[What you will do]: Among the lines listed below, count those that include the string "county", and state only the count.

[Provided records]:
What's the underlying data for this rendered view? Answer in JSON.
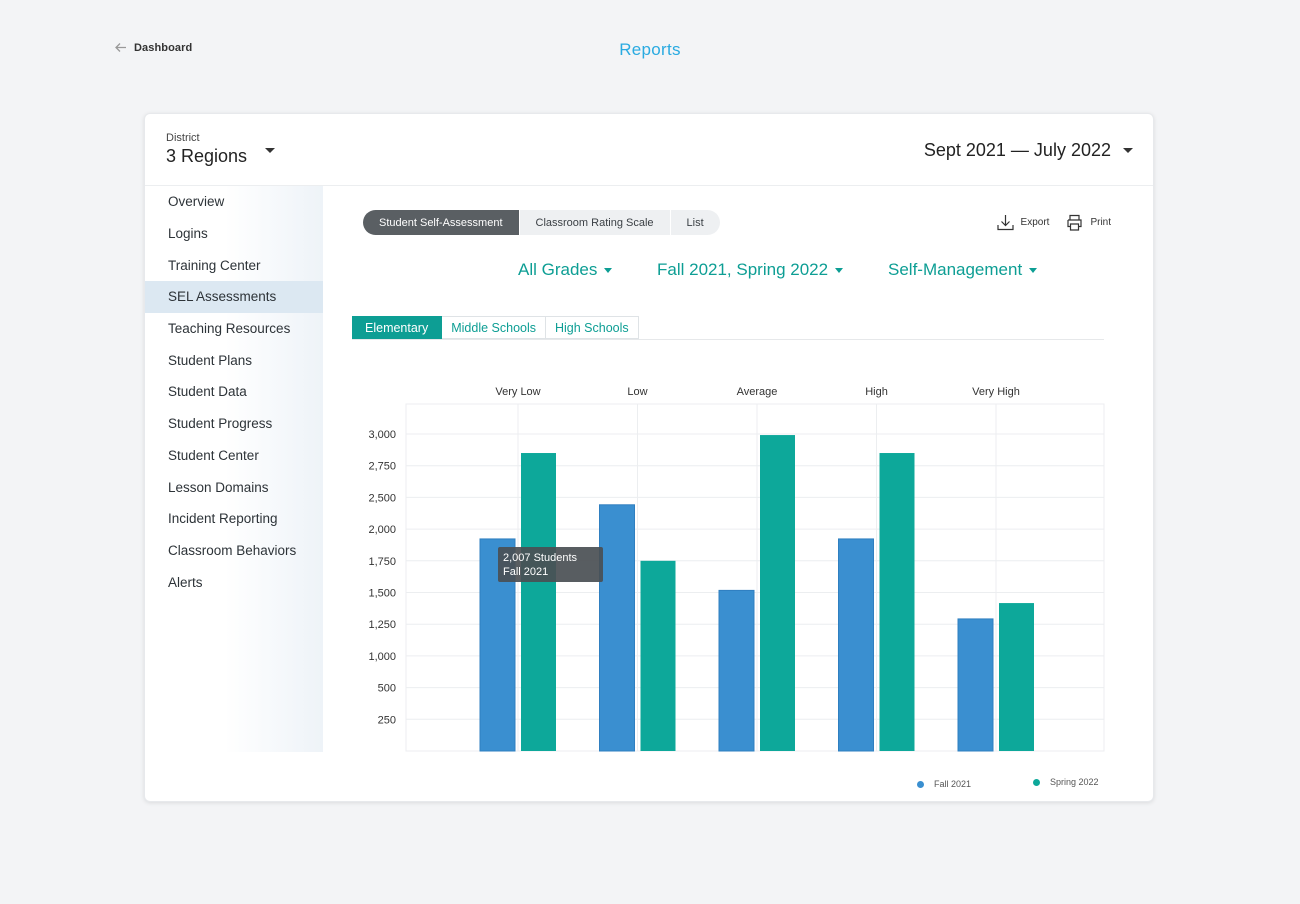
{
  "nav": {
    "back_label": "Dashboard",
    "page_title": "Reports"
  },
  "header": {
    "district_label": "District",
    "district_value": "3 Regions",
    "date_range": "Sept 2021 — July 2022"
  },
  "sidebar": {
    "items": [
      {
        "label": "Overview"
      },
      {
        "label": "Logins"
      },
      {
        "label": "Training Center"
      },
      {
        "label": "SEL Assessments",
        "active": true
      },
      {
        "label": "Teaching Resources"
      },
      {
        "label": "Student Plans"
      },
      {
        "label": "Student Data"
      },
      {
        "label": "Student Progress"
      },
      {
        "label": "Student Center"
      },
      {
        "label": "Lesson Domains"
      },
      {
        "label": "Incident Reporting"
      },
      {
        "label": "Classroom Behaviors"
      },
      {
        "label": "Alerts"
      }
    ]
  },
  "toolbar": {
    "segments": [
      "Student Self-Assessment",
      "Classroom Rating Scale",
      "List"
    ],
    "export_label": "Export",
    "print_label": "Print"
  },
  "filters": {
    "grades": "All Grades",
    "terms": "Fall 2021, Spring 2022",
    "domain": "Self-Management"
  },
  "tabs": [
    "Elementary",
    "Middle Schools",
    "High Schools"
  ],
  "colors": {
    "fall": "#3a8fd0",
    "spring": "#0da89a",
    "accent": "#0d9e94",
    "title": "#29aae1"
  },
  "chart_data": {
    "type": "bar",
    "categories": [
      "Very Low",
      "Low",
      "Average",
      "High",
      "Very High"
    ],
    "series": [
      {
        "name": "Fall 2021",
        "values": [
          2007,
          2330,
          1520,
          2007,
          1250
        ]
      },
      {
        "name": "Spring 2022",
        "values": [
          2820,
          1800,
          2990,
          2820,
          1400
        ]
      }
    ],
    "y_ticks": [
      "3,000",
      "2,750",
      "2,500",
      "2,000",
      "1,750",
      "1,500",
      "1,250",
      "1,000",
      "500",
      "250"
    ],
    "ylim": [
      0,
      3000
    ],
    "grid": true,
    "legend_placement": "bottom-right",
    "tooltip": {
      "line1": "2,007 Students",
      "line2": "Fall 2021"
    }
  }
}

==

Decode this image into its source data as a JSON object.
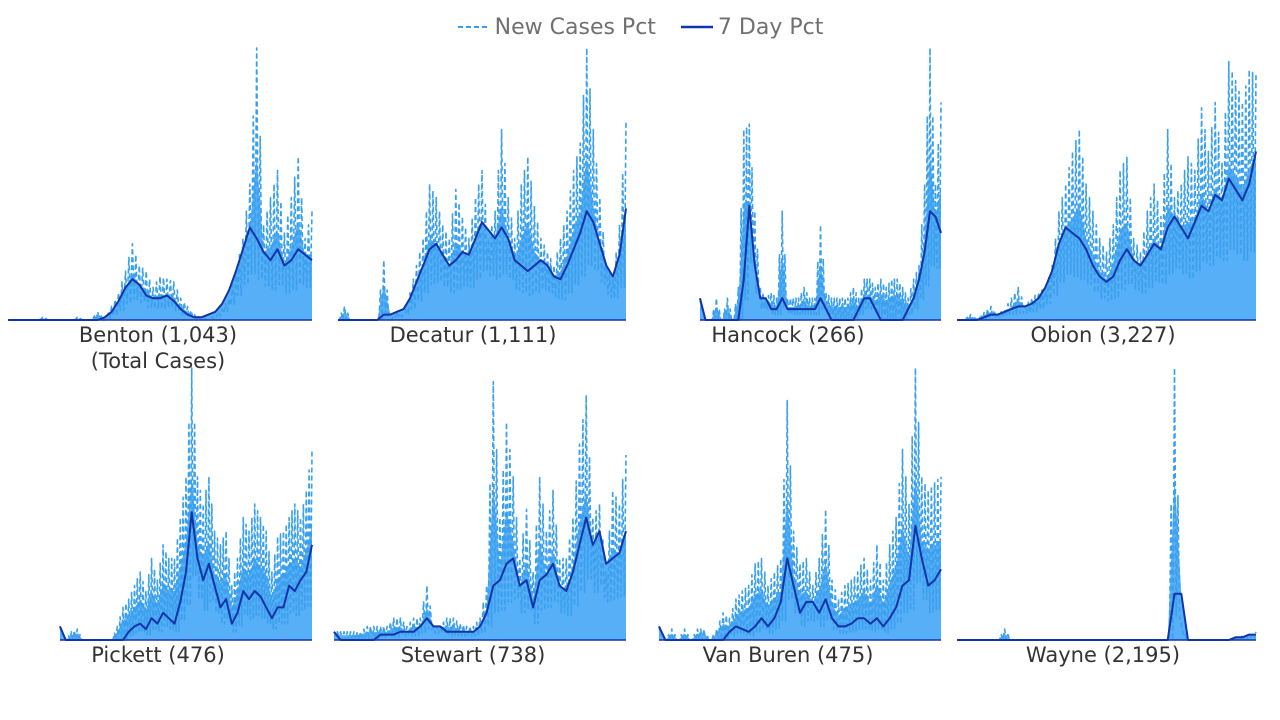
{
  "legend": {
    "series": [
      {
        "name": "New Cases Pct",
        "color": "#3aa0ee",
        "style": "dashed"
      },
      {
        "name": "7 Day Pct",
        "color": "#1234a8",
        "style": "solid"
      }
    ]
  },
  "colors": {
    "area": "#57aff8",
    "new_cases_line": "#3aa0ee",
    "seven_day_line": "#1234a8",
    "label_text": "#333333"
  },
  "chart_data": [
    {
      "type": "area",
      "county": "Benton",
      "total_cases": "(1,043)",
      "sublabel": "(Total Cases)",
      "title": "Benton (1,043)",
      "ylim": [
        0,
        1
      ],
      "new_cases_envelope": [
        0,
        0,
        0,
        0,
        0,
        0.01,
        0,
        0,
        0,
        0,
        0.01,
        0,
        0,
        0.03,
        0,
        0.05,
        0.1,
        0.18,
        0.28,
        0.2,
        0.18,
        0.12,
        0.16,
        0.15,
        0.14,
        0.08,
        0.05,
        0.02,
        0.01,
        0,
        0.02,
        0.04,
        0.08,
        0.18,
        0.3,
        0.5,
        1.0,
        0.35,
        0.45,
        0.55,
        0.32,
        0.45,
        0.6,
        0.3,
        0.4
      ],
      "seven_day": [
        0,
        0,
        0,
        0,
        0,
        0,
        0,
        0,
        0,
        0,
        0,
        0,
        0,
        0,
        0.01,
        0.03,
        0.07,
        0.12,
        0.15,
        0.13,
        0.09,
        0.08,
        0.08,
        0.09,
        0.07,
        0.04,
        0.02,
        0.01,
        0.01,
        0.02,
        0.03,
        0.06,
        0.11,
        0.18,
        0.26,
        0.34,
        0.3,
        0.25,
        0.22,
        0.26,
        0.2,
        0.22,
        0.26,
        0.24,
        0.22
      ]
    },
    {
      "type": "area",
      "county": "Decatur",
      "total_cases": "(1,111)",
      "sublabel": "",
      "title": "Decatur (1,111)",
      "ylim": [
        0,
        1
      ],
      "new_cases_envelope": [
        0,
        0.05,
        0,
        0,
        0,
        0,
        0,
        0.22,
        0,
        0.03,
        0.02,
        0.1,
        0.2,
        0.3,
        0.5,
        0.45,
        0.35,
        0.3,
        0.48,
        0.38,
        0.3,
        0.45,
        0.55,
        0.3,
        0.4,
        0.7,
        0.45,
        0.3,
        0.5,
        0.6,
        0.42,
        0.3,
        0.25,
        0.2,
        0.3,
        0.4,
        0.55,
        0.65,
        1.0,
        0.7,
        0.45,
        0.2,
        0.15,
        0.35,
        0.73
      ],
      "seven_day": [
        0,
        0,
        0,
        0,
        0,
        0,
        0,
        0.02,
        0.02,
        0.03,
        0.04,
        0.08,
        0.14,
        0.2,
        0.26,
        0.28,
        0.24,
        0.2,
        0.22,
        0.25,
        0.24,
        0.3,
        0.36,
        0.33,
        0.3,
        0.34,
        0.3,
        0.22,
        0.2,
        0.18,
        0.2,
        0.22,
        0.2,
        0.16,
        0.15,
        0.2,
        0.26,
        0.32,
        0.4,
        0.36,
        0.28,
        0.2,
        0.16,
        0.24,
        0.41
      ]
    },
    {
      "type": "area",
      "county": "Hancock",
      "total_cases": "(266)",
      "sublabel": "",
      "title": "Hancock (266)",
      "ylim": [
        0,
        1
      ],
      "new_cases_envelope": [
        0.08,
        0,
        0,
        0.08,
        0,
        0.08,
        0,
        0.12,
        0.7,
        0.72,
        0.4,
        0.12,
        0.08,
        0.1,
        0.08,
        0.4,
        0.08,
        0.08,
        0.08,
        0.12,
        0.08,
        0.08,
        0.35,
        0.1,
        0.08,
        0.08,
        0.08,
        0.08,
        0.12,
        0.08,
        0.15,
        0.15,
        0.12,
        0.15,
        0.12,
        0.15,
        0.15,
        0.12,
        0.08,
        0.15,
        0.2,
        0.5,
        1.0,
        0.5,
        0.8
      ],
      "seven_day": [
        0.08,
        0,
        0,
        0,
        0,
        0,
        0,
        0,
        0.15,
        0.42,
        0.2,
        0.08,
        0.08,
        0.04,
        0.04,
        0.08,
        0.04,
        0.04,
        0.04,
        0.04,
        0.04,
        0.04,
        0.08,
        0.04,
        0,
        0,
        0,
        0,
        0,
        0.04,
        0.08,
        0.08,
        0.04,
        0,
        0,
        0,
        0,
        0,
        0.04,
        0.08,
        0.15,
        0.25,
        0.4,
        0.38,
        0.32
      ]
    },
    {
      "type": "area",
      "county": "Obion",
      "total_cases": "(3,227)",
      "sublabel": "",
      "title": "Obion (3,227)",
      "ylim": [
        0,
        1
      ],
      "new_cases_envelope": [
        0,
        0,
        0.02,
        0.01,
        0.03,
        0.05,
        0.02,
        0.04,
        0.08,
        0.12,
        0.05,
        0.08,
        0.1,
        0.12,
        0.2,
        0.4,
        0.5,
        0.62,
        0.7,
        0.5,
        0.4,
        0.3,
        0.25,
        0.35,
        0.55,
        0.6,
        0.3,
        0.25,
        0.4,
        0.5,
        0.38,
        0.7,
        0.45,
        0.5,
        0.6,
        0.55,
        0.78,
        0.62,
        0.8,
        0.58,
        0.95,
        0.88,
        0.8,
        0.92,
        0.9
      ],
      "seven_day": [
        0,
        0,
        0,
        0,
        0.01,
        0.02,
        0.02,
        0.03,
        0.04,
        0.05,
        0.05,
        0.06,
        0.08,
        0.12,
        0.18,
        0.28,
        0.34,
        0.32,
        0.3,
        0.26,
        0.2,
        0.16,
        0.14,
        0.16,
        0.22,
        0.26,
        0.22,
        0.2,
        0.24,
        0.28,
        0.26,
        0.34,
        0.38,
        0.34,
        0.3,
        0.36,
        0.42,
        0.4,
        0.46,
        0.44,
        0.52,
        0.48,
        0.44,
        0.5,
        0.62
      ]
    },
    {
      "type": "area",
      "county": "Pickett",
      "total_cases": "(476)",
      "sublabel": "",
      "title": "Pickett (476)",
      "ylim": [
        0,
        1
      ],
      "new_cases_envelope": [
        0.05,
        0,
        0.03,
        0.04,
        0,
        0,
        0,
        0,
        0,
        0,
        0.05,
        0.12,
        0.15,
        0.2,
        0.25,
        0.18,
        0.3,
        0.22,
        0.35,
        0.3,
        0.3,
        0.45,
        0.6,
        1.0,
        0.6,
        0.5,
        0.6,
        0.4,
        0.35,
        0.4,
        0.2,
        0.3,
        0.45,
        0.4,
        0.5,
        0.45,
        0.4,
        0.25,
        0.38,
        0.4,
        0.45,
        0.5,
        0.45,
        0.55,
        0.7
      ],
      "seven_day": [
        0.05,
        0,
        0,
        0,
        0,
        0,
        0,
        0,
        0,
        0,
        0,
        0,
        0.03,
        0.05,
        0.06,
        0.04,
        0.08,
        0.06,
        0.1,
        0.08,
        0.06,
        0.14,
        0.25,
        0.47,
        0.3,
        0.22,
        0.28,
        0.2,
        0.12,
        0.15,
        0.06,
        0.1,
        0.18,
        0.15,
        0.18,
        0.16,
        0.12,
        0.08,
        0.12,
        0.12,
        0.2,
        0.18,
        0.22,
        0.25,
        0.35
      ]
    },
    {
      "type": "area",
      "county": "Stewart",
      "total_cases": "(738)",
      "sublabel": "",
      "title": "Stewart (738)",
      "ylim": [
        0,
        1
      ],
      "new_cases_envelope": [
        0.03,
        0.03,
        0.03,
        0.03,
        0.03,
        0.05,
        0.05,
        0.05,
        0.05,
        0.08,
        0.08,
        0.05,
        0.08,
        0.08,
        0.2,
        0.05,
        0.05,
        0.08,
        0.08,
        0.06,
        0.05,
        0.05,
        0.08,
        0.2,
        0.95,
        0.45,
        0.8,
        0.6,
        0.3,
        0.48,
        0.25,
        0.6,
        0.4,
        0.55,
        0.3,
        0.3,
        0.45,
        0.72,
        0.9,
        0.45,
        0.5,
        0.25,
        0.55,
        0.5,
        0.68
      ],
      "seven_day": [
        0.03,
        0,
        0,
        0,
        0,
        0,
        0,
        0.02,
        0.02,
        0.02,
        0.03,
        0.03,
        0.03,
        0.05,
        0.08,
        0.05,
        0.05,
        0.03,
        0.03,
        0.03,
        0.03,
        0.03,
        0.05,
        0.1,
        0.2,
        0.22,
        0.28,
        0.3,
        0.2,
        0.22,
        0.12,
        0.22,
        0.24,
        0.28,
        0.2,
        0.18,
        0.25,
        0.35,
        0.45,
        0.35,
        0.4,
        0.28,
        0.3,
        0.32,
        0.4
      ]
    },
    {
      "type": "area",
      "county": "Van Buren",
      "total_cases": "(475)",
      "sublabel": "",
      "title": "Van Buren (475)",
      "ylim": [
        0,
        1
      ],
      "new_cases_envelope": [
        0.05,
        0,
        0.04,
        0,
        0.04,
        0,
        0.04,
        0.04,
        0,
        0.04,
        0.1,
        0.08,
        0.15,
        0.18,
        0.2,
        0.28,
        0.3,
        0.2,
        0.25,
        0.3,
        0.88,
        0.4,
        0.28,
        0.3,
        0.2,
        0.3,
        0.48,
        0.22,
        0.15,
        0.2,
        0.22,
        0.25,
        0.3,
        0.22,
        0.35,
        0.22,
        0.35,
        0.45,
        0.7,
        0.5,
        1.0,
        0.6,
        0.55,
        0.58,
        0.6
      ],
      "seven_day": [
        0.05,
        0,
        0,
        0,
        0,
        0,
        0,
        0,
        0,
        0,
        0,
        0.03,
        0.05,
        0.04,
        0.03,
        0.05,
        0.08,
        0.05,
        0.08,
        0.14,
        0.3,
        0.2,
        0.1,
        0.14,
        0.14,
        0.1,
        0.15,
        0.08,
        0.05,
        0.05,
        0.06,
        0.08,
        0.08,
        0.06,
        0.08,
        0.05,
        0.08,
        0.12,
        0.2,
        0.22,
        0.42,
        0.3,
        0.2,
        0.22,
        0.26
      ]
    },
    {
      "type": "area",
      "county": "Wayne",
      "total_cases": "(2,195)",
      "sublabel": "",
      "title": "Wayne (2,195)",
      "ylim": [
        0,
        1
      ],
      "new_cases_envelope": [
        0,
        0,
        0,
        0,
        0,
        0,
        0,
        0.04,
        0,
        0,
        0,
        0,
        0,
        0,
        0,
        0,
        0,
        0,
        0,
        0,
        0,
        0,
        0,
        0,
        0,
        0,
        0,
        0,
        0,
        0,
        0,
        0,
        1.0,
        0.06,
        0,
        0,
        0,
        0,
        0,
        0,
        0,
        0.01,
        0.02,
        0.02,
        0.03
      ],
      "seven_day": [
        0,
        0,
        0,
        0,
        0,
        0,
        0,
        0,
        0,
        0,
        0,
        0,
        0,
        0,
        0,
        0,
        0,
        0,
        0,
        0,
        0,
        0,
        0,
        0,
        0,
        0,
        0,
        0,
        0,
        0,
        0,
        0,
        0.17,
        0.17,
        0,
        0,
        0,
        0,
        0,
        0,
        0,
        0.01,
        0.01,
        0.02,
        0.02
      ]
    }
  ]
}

[Result of this task]: 8